-- YOUR INSTRUCTIONS --
In your copy, leave out the pictures and repeat the entries below exactly.

>>>

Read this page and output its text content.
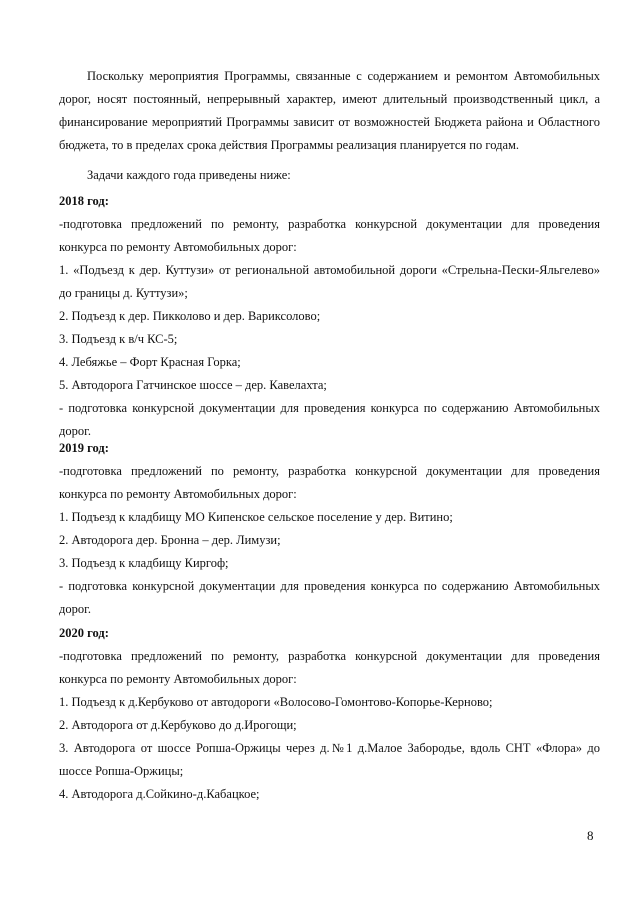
Поскольку мероприятия Программы, связанные с содержанием и ремонтом Автомобильных дорог, носят постоянный, непрерывный характер, имеют длительный производственный цикл, а финансирование мероприятий Программы зависит от возможностей Бюджета района и Областного бюджета, то в пределах срока действия Программы реализация планируется по годам.

Задачи каждого года приведены ниже:

2018 год:

-подготовка предложений по ремонту, разработка конкурсной документации для проведения конкурса по ремонту Автомобильных дорог:

1. «Подъезд к дер. Куттузи» от региональной автомобильной дороги «Стрельна-Пески-Яльгелево» до границы д. Куттузи»;

2. Подъезд к дер. Пикколово и дер. Вариксолово;

3. Подъезд к в/ч КС-5;

4. Лебяжье – Форт Красная Горка;

5. Автодорога Гатчинское шоссе – дер. Кавелахта;

- подготовка конкурсной документации для проведения конкурса по содержанию Автомобильных дорог.

2019 год:

-подготовка предложений по ремонту, разработка конкурсной документации для проведения конкурса по ремонту Автомобильных дорог:

1. Подъезд к кладбищу МО Кипенское сельское поселение у дер. Витино;

2. Автодорога дер. Бронна – дер. Лимузи;

3. Подъезд к кладбищу Киргоф;

- подготовка конкурсной документации для проведения конкурса по содержанию Автомобильных дорог.

2020 год:

-подготовка предложений по ремонту, разработка конкурсной документации для проведения конкурса по ремонту Автомобильных дорог:

1. Подъезд к д.Кербуково от автодороги «Волосово-Гомонтово-Копорье-Керново;

2. Автодорога от д.Кербуково до д.Ирогощи;

3. Автодорога от шоссе Ропша-Оржицы через д.№1 д.Малое Забородье, вдоль СНТ «Флора» до шоссе Ропша-Оржицы;

4. Автодорога д.Сойкино-д.Кабацкое;

8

<<<

-- EXERCISE OUTPUT --
Read this page and output its text content.
Поскольку мероприятия Программы, связанные с содержанием и ремонтом Автомобильных дорог, носят постоянный, непрерывный характер, имеют длительный производственный цикл, а финансирование мероприятий Программы зависит от возможностей Бюджета района и Областного бюджета, то в пределах срока действия Программы реализация планируется по годам.

Задачи каждого года приведены ниже:

2018 год:

-подготовка предложений по ремонту, разработка конкурсной документации для проведения конкурса по ремонту Автомобильных дорог:

1. «Подъезд к дер. Куттузи» от региональной автомобильной дороги «Стрельна-Пески-Яльгелево» до границы д. Куттузи»;

2. Подъезд к дер. Пикколово и дер. Вариксолово;

3. Подъезд к в/ч КС-5;

4. Лебяжье – Форт Красная Горка;

5. Автодорога Гатчинское шоссе – дер. Кавелахта;

- подготовка конкурсной документации для проведения конкурса по содержанию Автомобильных дорог.

2019 год:

-подготовка предложений по ремонту, разработка конкурсной документации для проведения конкурса по ремонту Автомобильных дорог:

1. Подъезд к кладбищу МО Кипенское сельское поселение у дер. Витино;

2. Автодорога дер. Бронна – дер. Лимузи;

3. Подъезд к кладбищу Киргоф;

- подготовка конкурсной документации для проведения конкурса по содержанию Автомобильных дорог.

2020 год:

-подготовка предложений по ремонту, разработка конкурсной документации для проведения конкурса по ремонту Автомобильных дорог:

1. Подъезд к д.Кербуково от автодороги «Волосово-Гомонтово-Копорье-Керново;

2. Автодорога от д.Кербуково до д.Ирогощи;

3. Автодорога от шоссе Ропша-Оржицы через д.№1 д.Малое Забородье, вдоль СНТ «Флора» до шоссе Ропша-Оржицы;

4. Автодорога д.Сойкино-д.Кабацкое;

8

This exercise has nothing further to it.